## TO BE DONE:
Give the number of lines that include the word "pedal", and nothing else.

## DATA ENTRIES:
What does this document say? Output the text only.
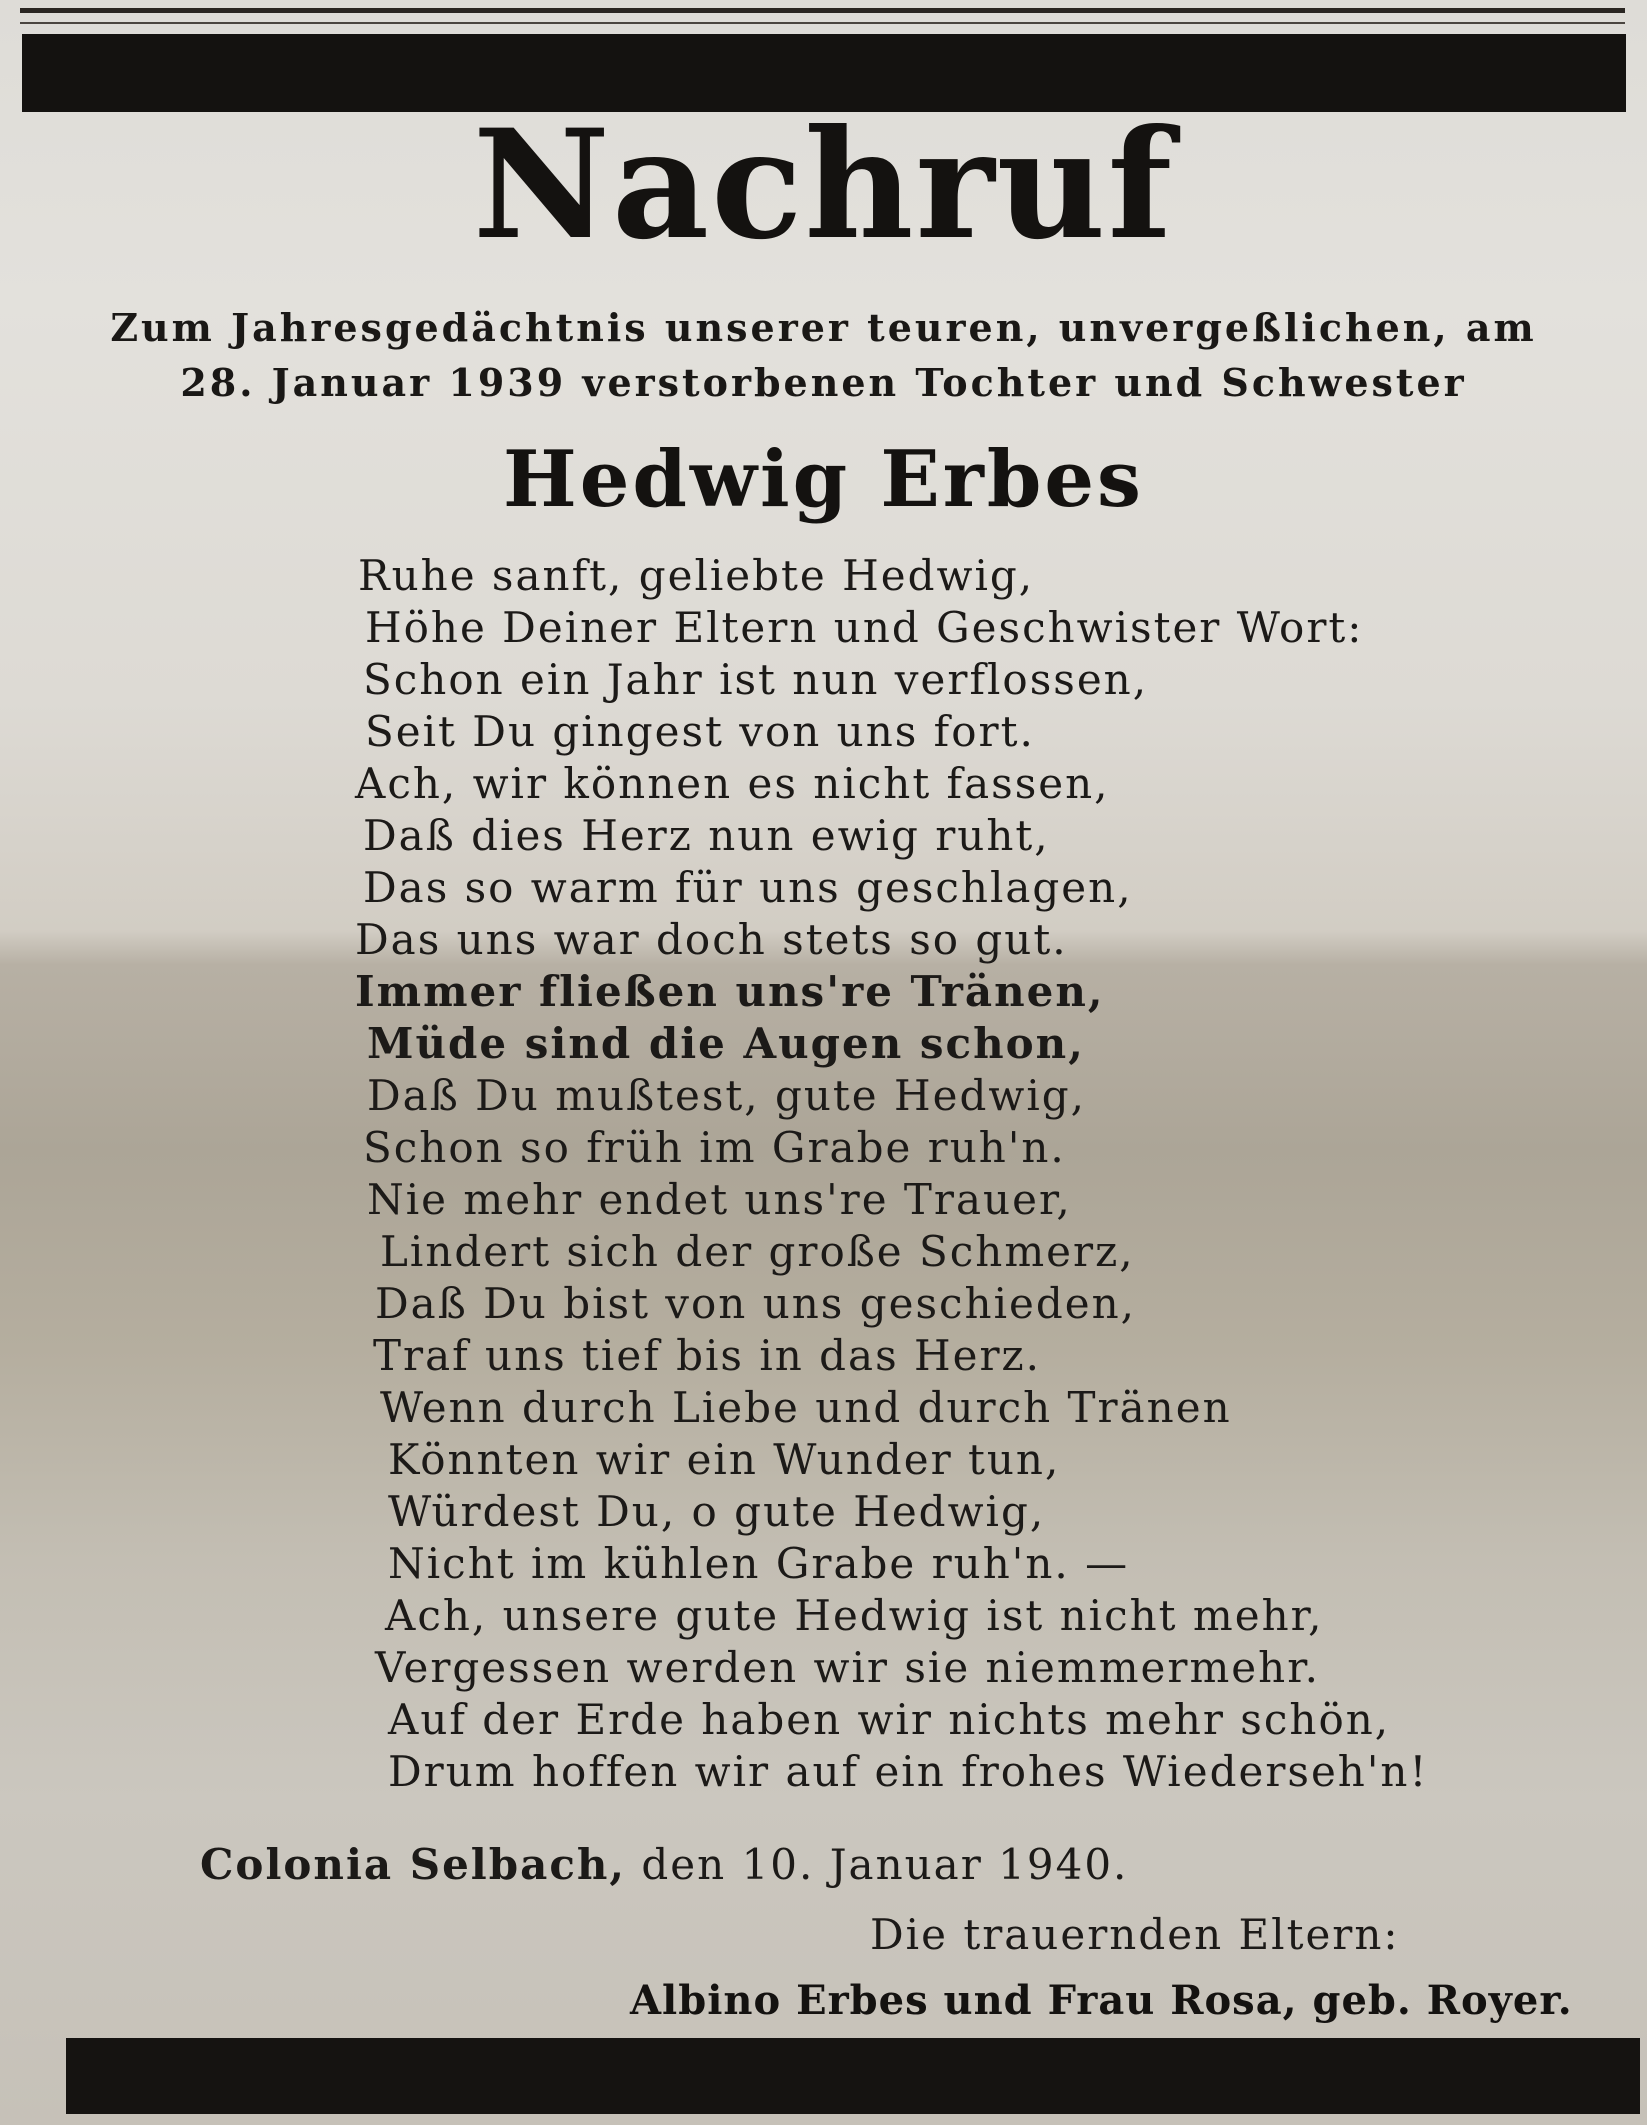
Nachruf
Zum Jahresgedächtnis unserer teuren, unvergeßlichen, am
28. Januar 1939 verstorbenen Tochter und Schwester
Hedwig Erbes
Ruhe sanft, geliebte Hedwig,
Höhe Deiner Eltern und Geschwister Wort:
Schon ein Jahr ist nun verflossen,
Seit Du gingest von uns fort.
Ach, wir können es nicht fassen,
Daß dies Herz nun ewig ruht,
Das so warm für uns geschlagen,
Das uns war doch stets so gut.
Immer fließen uns're Tränen,
Müde sind die Augen schon,
Daß Du mußtest, gute Hedwig,
Schon so früh im Grabe ruh'n.
Nie mehr endet uns're Trauer,
Lindert sich der große Schmerz,
Daß Du bist von uns geschieden,
Traf uns tief bis in das Herz.
Wenn durch Liebe und durch Tränen
Könnten wir ein Wunder tun,
Würdest Du, o gute Hedwig,
Nicht im kühlen Grabe ruh'n. —
Ach, unsere gute Hedwig ist nicht mehr,
Vergessen werden wir sie niemmermehr.
Auf der Erde haben wir nichts mehr schön,
Drum hoffen wir auf ein frohes Wiederseh'n!
Colonia Selbach, den 10. Januar 1940.
Die trauernden Eltern:
Albino Erbes und Frau Rosa, geb. Royer.
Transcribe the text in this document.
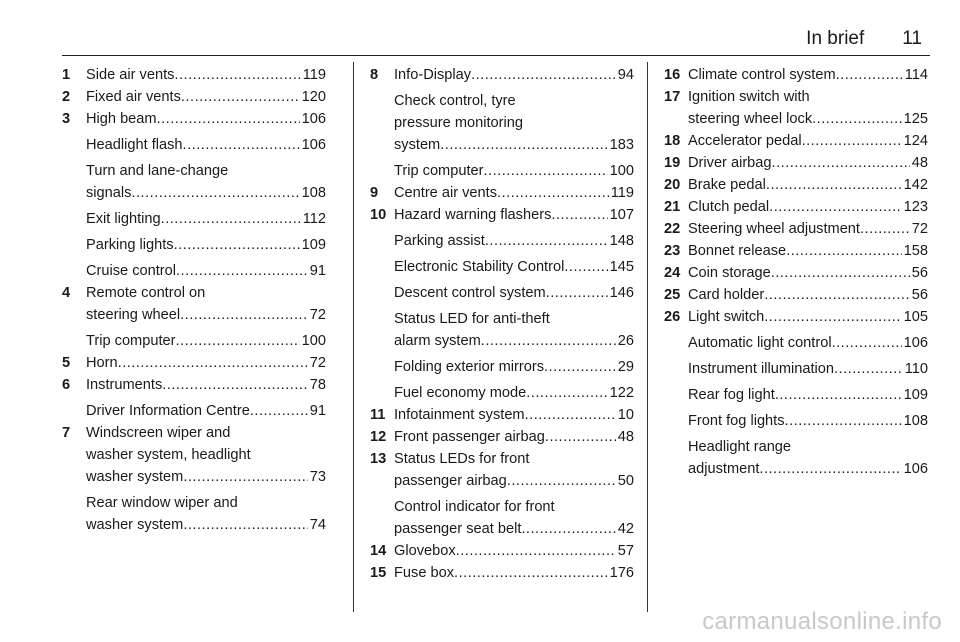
In brief 11
1	Side air vents .....	119
2	Fixed air vents .....	120
3	High beam .....	106
Headlight flash .....	106
Turn and lane-change
signals .....	108
Exit lighting .....	112
Parking lights .....	109
Cruise control .....	91
4	Remote control on
steering wheel .....	72
Trip computer .....	100
5	Horn .....	72
6	Instruments .....	78
Driver Information Centre .....	91
7	Windscreen wiper and
washer system, headlight
washer system .....	73
Rear window wiper and
washer system .....	74
8	Info-Display .....	94
Check control, tyre
pressure monitoring
system .....	183
Trip computer .....	100
9	Centre air vents .....	119
10 Hazard warning flashers .....	107
Parking assist .....	148
Electronic Stability Control .....	145
Descent control system .....	146
Status LED for anti-theft
alarm system .....	26
Folding exterior mirrors .....	29
Fuel economy mode .....	122
11 Infotainment system .....	10
12 Front passenger airbag .....	48
13 Status LEDs for front
passenger airbag .....	50
Control indicator for front
passenger seat belt .....	42
14 Glovebox .....	57
15 Fuse box .....	176
16 Climate control system .....	114
17 Ignition switch with
steering wheel lock .....	125
18 Accelerator pedal .....	124
19 Driver airbag .....	48
20 Brake pedal .....	142
21 Clutch pedal .....	123
22 Steering wheel adjustment .....	72
23 Bonnet release .....	158
24 Coin storage .....	56
25 Card holder .....	56
26 Light switch .....	105
Automatic light control .....	106
Instrument illumination .....	110
Rear fog light .....	109
Front fog lights .....	108
Headlight range
adjustment .....	106
carmanualsonline.info
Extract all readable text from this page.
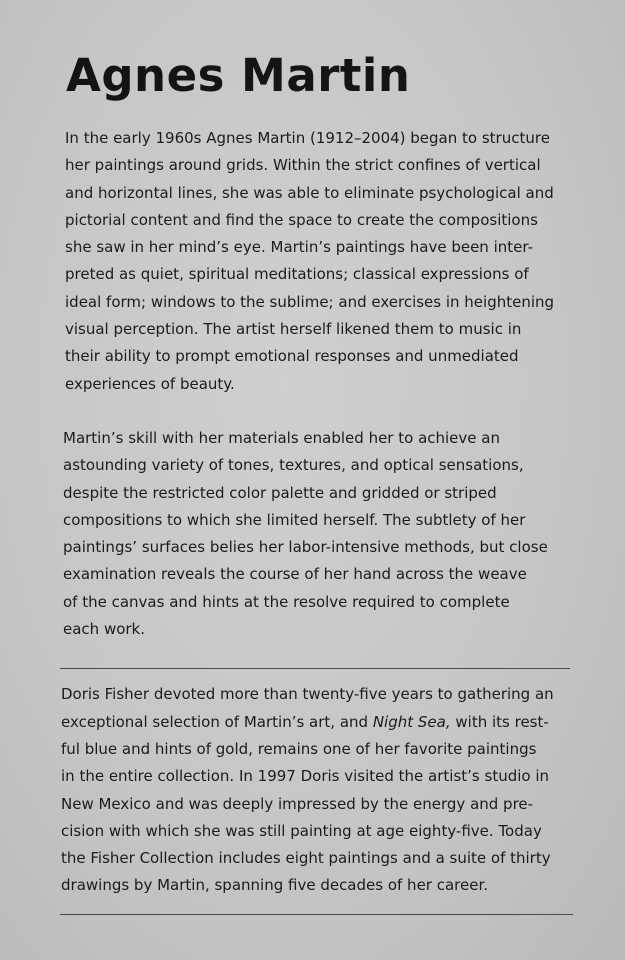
Agnes Martin

In the early 1960s Agnes Martin (1912–2004) began to structure
her paintings around grids. Within the strict confines of vertical
and horizontal lines, she was able to eliminate psychological and
pictorial content and find the space to create the compositions
she saw in her mind’s eye. Martin’s paintings have been inter-
preted as quiet, spiritual meditations; classical expressions of
ideal form; windows to the sublime; and exercises in heightening
visual perception. The artist herself likened them to music in
their ability to prompt emotional responses and unmediated
experiences of beauty.

Martin’s skill with her materials enabled her to achieve an
astounding variety of tones, textures, and optical sensations,
despite the restricted color palette and gridded or striped
compositions to which she limited herself. The subtlety of her
paintings’ surfaces belies her labor-intensive methods, but close
examination reveals the course of her hand across the weave
of the canvas and hints at the resolve required to complete
each work.

Doris Fisher devoted more than twenty-five years to gathering an
exceptional selection of Martin’s art, and Night Sea, with its rest-
ful blue and hints of gold, remains one of her favorite paintings
in the entire collection. In 1997 Doris visited the artist’s studio in
New Mexico and was deeply impressed by the energy and pre-
cision with which she was still painting at age eighty-five. Today
the Fisher Collection includes eight paintings and a suite of thirty
drawings by Martin, spanning five decades of her career.
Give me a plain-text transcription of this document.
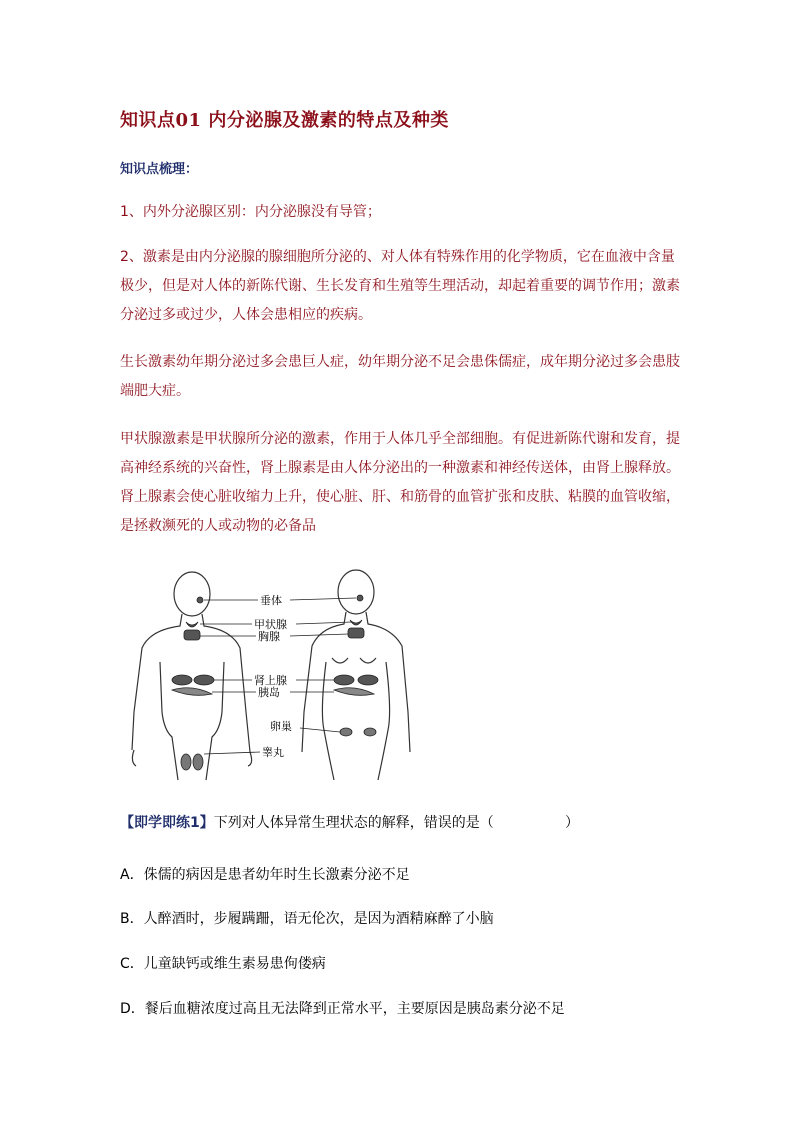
知识点01 内分泌腺及激素的特点及种类
知识点梳理：
1、内外分泌腺区别：内分泌腺没有导管；
2、激素是由内分泌腺的腺细胞所分泌的、对人体有特殊作用的化学物质，它在血液中含量极少，但是对人体的新陈代谢、生长发育和生殖等生理活动，却起着重要的调节作用；激素分泌过多或过少，人体会患相应的疾病。
生长激素幼年期分泌过多会患巨人症，幼年期分泌不足会患侏儒症，成年期分泌过多会患肢端肥大症。
甲状腺激素是甲状腺所分泌的激素，作用于人体几乎全部细胞。有促进新陈代谢和发育，提高神经系统的兴奋性，肾上腺素是由人体分泌出的一种激素和神经传送体，由肾上腺释放。肾上腺素会使心脏收缩力上升，使心脏、肝、和筋骨的血管扩张和皮肤、粘膜的血管收缩，是拯救濒死的人或动物的必备品
垂体
甲状腺
胸腺
肾上腺
胰岛
卵巢
睾丸
【即学即练1】下列对人体异常生理状态的解释，错误的是（                ）
A．侏儒的病因是患者幼年时生长激素分泌不足
B．人醉酒时，步履蹒跚，语无伦次，是因为酒精麻醉了小脑
C．儿童缺钙或维生素易患佝偻病
D．餐后血糖浓度过高且无法降到正常水平，主要原因是胰岛素分泌不足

## RESULT OF THE TASK:
3